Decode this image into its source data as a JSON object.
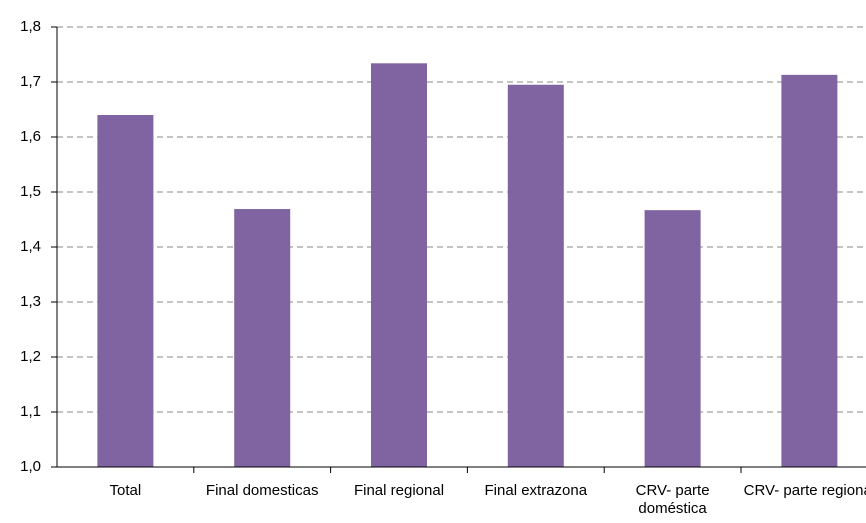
{
  "chart_data": {
    "type": "bar",
    "categories": [
      "Total",
      "Final domesticas",
      "Final regional",
      "Final extrazona",
      "CRV- parte doméstica",
      "CRV- parte regional"
    ],
    "values": [
      1.64,
      1.469,
      1.734,
      1.695,
      1.467,
      1.713
    ],
    "color": "#8064a2",
    "ylim": [
      1.0,
      1.8
    ],
    "yticks": [
      {
        "value": 1.0,
        "label": "1,0"
      },
      {
        "value": 1.1,
        "label": "1,1"
      },
      {
        "value": 1.2,
        "label": "1,2"
      },
      {
        "value": 1.3,
        "label": "1,3"
      },
      {
        "value": 1.4,
        "label": "1,4"
      },
      {
        "value": 1.5,
        "label": "1,5"
      },
      {
        "value": 1.6,
        "label": "1,6"
      },
      {
        "value": 1.7,
        "label": "1,7"
      },
      {
        "value": 1.8,
        "label": "1,8"
      }
    ],
    "grid": true
  }
}
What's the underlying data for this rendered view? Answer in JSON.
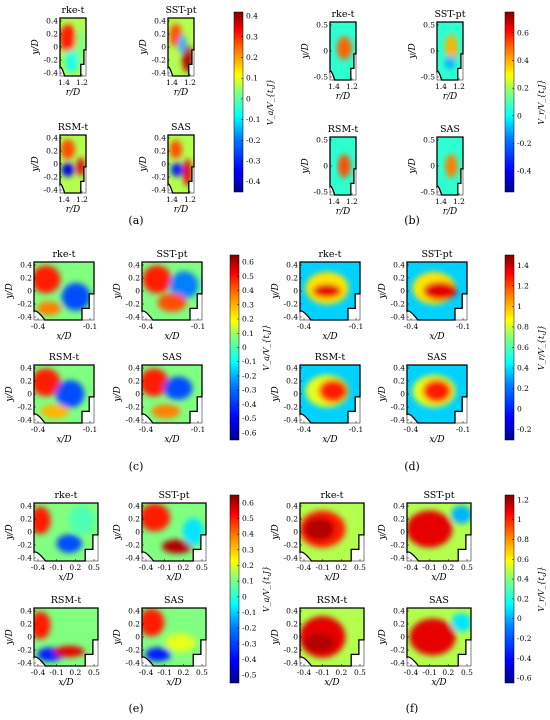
{
  "panels": [
    {
      "label": "(a)",
      "colorbar": {
        "label": "V_a/V_{t,J}",
        "ticks": [
          "0.4",
          "0.3",
          "0.2",
          "0.1",
          "0",
          "-0.1",
          "-0.2",
          "-0.3",
          "-0.4"
        ],
        "range": [
          -0.45,
          0.42
        ]
      },
      "xlabel": "r/D",
      "ylabel": "y/D",
      "yticks": [
        "0.4",
        "0.2",
        "0",
        "-0.2",
        "-0.4"
      ],
      "xticks": [
        "1.4",
        "1.2"
      ],
      "subplots": [
        {
          "title": "rke-t"
        },
        {
          "title": "SST-pt"
        },
        {
          "title": "RSM-t"
        },
        {
          "title": "SAS"
        }
      ]
    },
    {
      "label": "(b)",
      "colorbar": {
        "label": "V_r/V_{t,J}",
        "ticks": [
          "0.6",
          "0.4",
          "0.2",
          "0",
          "-0.2",
          "-0.4"
        ],
        "range": [
          -0.55,
          0.75
        ]
      },
      "xlabel": "r/D",
      "ylabel": "y/D",
      "yticks": [
        "0.5",
        "0",
        "-0.5"
      ],
      "xticks": [
        "1.4",
        "1.2"
      ],
      "subplots": [
        {
          "title": "rke-t"
        },
        {
          "title": "SST-pt"
        },
        {
          "title": "RSM-t"
        },
        {
          "title": "SAS"
        }
      ]
    },
    {
      "label": "(c)",
      "colorbar": {
        "label": "V_a/V_{t,J}",
        "ticks": [
          "0.6",
          "0.5",
          "0.4",
          "0.3",
          "0.2",
          "0.1",
          "0",
          "-0.1",
          "-0.2",
          "-0.3",
          "-0.4",
          "-0.5",
          "-0.6"
        ],
        "range": [
          -0.65,
          0.65
        ]
      },
      "xlabel": "x/D",
      "ylabel": "y/D",
      "yticks": [
        "0.4",
        "0.2",
        "0",
        "-0.2",
        "-0.4"
      ],
      "xticks": [
        "-0.4",
        "-0.1"
      ],
      "subplots": [
        {
          "title": "rke-t"
        },
        {
          "title": "SST-pt"
        },
        {
          "title": "RSM-t"
        },
        {
          "title": "SAS"
        }
      ]
    },
    {
      "label": "(d)",
      "colorbar": {
        "label": "V_r/V_{t,J}",
        "ticks": [
          "1.4",
          "1.2",
          "1",
          "0.8",
          "0.6",
          "0.4",
          "0.2",
          "0",
          "-0.2"
        ],
        "range": [
          -0.3,
          1.5
        ]
      },
      "xlabel": "x/D",
      "ylabel": "y/D",
      "yticks": [
        "0.4",
        "0.2",
        "0",
        "-0.2",
        "-0.4"
      ],
      "xticks": [
        "-0.4",
        "-0.1"
      ],
      "subplots": [
        {
          "title": "rke-t"
        },
        {
          "title": "SST-pt"
        },
        {
          "title": "RSM-t"
        },
        {
          "title": "SAS"
        }
      ]
    },
    {
      "label": "(e)",
      "colorbar": {
        "label": "V_a/V_{t,J}",
        "ticks": [
          "0.6",
          "0.5",
          "0.4",
          "0.3",
          "0.2",
          "0.1",
          "0",
          "-0.1",
          "-0.2",
          "-0.3",
          "-0.4",
          "-0.5"
        ],
        "range": [
          -0.55,
          0.65
        ]
      },
      "xlabel": "x/D",
      "ylabel": "y/D",
      "yticks": [
        "0.4",
        "0.2",
        "0",
        "-0.2",
        "-0.4"
      ],
      "xticks": [
        "-0.4",
        "-0.1",
        "0.2",
        "0.5"
      ],
      "subplots": [
        {
          "title": "rke-t"
        },
        {
          "title": "SST-pt"
        },
        {
          "title": "RSM-t"
        },
        {
          "title": "SAS"
        }
      ]
    },
    {
      "label": "(f)",
      "colorbar": {
        "label": "V_r/V_{t,J}",
        "ticks": [
          "1.2",
          "1",
          "0.8",
          "0.6",
          "0.4",
          "0.2",
          "0",
          "-0.2",
          "-0.4",
          "-0.6"
        ],
        "range": [
          -0.65,
          1.25
        ]
      },
      "xlabel": "x/D",
      "ylabel": "y/D",
      "yticks": [
        "0.4",
        "0.2",
        "0",
        "-0.2",
        "-0.4"
      ],
      "xticks": [
        "-0.4",
        "-0.1",
        "0.2",
        "0.5"
      ],
      "subplots": [
        {
          "title": "rke-t"
        },
        {
          "title": "SST-pt"
        },
        {
          "title": "RSM-t"
        },
        {
          "title": "SAS"
        }
      ]
    }
  ],
  "colors": {
    "jet": [
      "#00008f",
      "#0000ff",
      "#0080ff",
      "#00ffff",
      "#80ff80",
      "#ffff00",
      "#ff8000",
      "#ff0000",
      "#800000"
    ]
  }
}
:::
● Goal: Give back every line exactly as it stands, pictures excluded.

● Answer for this exercise:
Decode this image into its source data as a JSON object.
{
  "chart_data": {
    "type": "bar",
    "categories": [
      "Total",
      "Final domesticas",
      "Final regional",
      "Final extrazona",
      "CRV- parte doméstica",
      "CRV- parte regional"
    ],
    "values": [
      1.64,
      1.469,
      1.734,
      1.695,
      1.467,
      1.713
    ],
    "color": "#8064a2",
    "ylim": [
      1.0,
      1.8
    ],
    "yticks": [
      {
        "value": 1.0,
        "label": "1,0"
      },
      {
        "value": 1.1,
        "label": "1,1"
      },
      {
        "value": 1.2,
        "label": "1,2"
      },
      {
        "value": 1.3,
        "label": "1,3"
      },
      {
        "value": 1.4,
        "label": "1,4"
      },
      {
        "value": 1.5,
        "label": "1,5"
      },
      {
        "value": 1.6,
        "label": "1,6"
      },
      {
        "value": 1.7,
        "label": "1,7"
      },
      {
        "value": 1.8,
        "label": "1,8"
      }
    ],
    "grid": true
  }
}
What's the underlying data for this rendered view? Answer in JSON.
{
  "panels": [
    {
      "label": "(a)",
      "colorbar": {
        "label": "V_a/V_{t,J}",
        "ticks": [
          "0.4",
          "0.3",
          "0.2",
          "0.1",
          "0",
          "-0.1",
          "-0.2",
          "-0.3",
          "-0.4"
        ],
        "range": [
          -0.45,
          0.42
        ]
      },
      "xlabel": "r/D",
      "ylabel": "y/D",
      "yticks": [
        "0.4",
        "0.2",
        "0",
        "-0.2",
        "-0.4"
      ],
      "xticks": [
        "1.4",
        "1.2"
      ],
      "subplots": [
        {
          "title": "rke-t"
        },
        {
          "title": "SST-pt"
        },
        {
          "title": "RSM-t"
        },
        {
          "title": "SAS"
        }
      ]
    },
    {
      "label": "(b)",
      "colorbar": {
        "label": "V_r/V_{t,J}",
        "ticks": [
          "0.6",
          "0.4",
          "0.2",
          "0",
          "-0.2",
          "-0.4"
        ],
        "range": [
          -0.55,
          0.75
        ]
      },
      "xlabel": "r/D",
      "ylabel": "y/D",
      "yticks": [
        "0.5",
        "0",
        "-0.5"
      ],
      "xticks": [
        "1.4",
        "1.2"
      ],
      "subplots": [
        {
          "title": "rke-t"
        },
        {
          "title": "SST-pt"
        },
        {
          "title": "RSM-t"
        },
        {
          "title": "SAS"
        }
      ]
    },
    {
      "label": "(c)",
      "colorbar": {
        "label": "V_a/V_{t,J}",
        "ticks": [
          "0.6",
          "0.5",
          "0.4",
          "0.3",
          "0.2",
          "0.1",
          "0",
          "-0.1",
          "-0.2",
          "-0.3",
          "-0.4",
          "-0.5",
          "-0.6"
        ],
        "range": [
          -0.65,
          0.65
        ]
      },
      "xlabel": "x/D",
      "ylabel": "y/D",
      "yticks": [
        "0.4",
        "0.2",
        "0",
        "-0.2",
        "-0.4"
      ],
      "xticks": [
        "-0.4",
        "-0.1"
      ],
      "subplots": [
        {
          "title": "rke-t"
        },
        {
          "title": "SST-pt"
        },
        {
          "title": "RSM-t"
        },
        {
          "title": "SAS"
        }
      ]
    },
    {
      "label": "(d)",
      "colorbar": {
        "label": "V_r/V_{t,J}",
        "ticks": [
          "1.4",
          "1.2",
          "1",
          "0.8",
          "0.6",
          "0.4",
          "0.2",
          "0",
          "-0.2"
        ],
        "range": [
          -0.3,
          1.5
        ]
      },
      "xlabel": "x/D",
      "ylabel": "y/D",
      "yticks": [
        "0.4",
        "0.2",
        "0",
        "-0.2",
        "-0.4"
      ],
      "xticks": [
        "-0.4",
        "-0.1"
      ],
      "subplots": [
        {
          "title": "rke-t"
        },
        {
          "title": "SST-pt"
        },
        {
          "title": "RSM-t"
        },
        {
          "title": "SAS"
        }
      ]
    },
    {
      "label": "(e)",
      "colorbar": {
        "label": "V_a/V_{t,J}",
        "ticks": [
          "0.6",
          "0.5",
          "0.4",
          "0.3",
          "0.2",
          "0.1",
          "0",
          "-0.1",
          "-0.2",
          "-0.3",
          "-0.4",
          "-0.5"
        ],
        "range": [
          -0.55,
          0.65
        ]
      },
      "xlabel": "x/D",
      "ylabel": "y/D",
      "yticks": [
        "0.4",
        "0.2",
        "0",
        "-0.2",
        "-0.4"
      ],
      "xticks": [
        "-0.4",
        "-0.1",
        "0.2",
        "0.5"
      ],
      "subplots": [
        {
          "title": "rke-t"
        },
        {
          "title": "SST-pt"
        },
        {
          "title": "RSM-t"
        },
        {
          "title": "SAS"
        }
      ]
    },
    {
      "label": "(f)",
      "colorbar": {
        "label": "V_r/V_{t,J}",
        "ticks": [
          "1.2",
          "1",
          "0.8",
          "0.6",
          "0.4",
          "0.2",
          "0",
          "-0.2",
          "-0.4",
          "-0.6"
        ],
        "range": [
          -0.65,
          1.25
        ]
      },
      "xlabel": "x/D",
      "ylabel": "y/D",
      "yticks": [
        "0.4",
        "0.2",
        "0",
        "-0.2",
        "-0.4"
      ],
      "xticks": [
        "-0.4",
        "-0.1",
        "0.2",
        "0.5"
      ],
      "subplots": [
        {
          "title": "rke-t"
        },
        {
          "title": "SST-pt"
        },
        {
          "title": "RSM-t"
        },
        {
          "title": "SAS"
        }
      ]
    }
  ],
  "colors": {
    "jet": [
      "#00008f",
      "#0000ff",
      "#0080ff",
      "#00ffff",
      "#80ff80",
      "#ffff00",
      "#ff8000",
      "#ff0000",
      "#800000"
    ]
  }
}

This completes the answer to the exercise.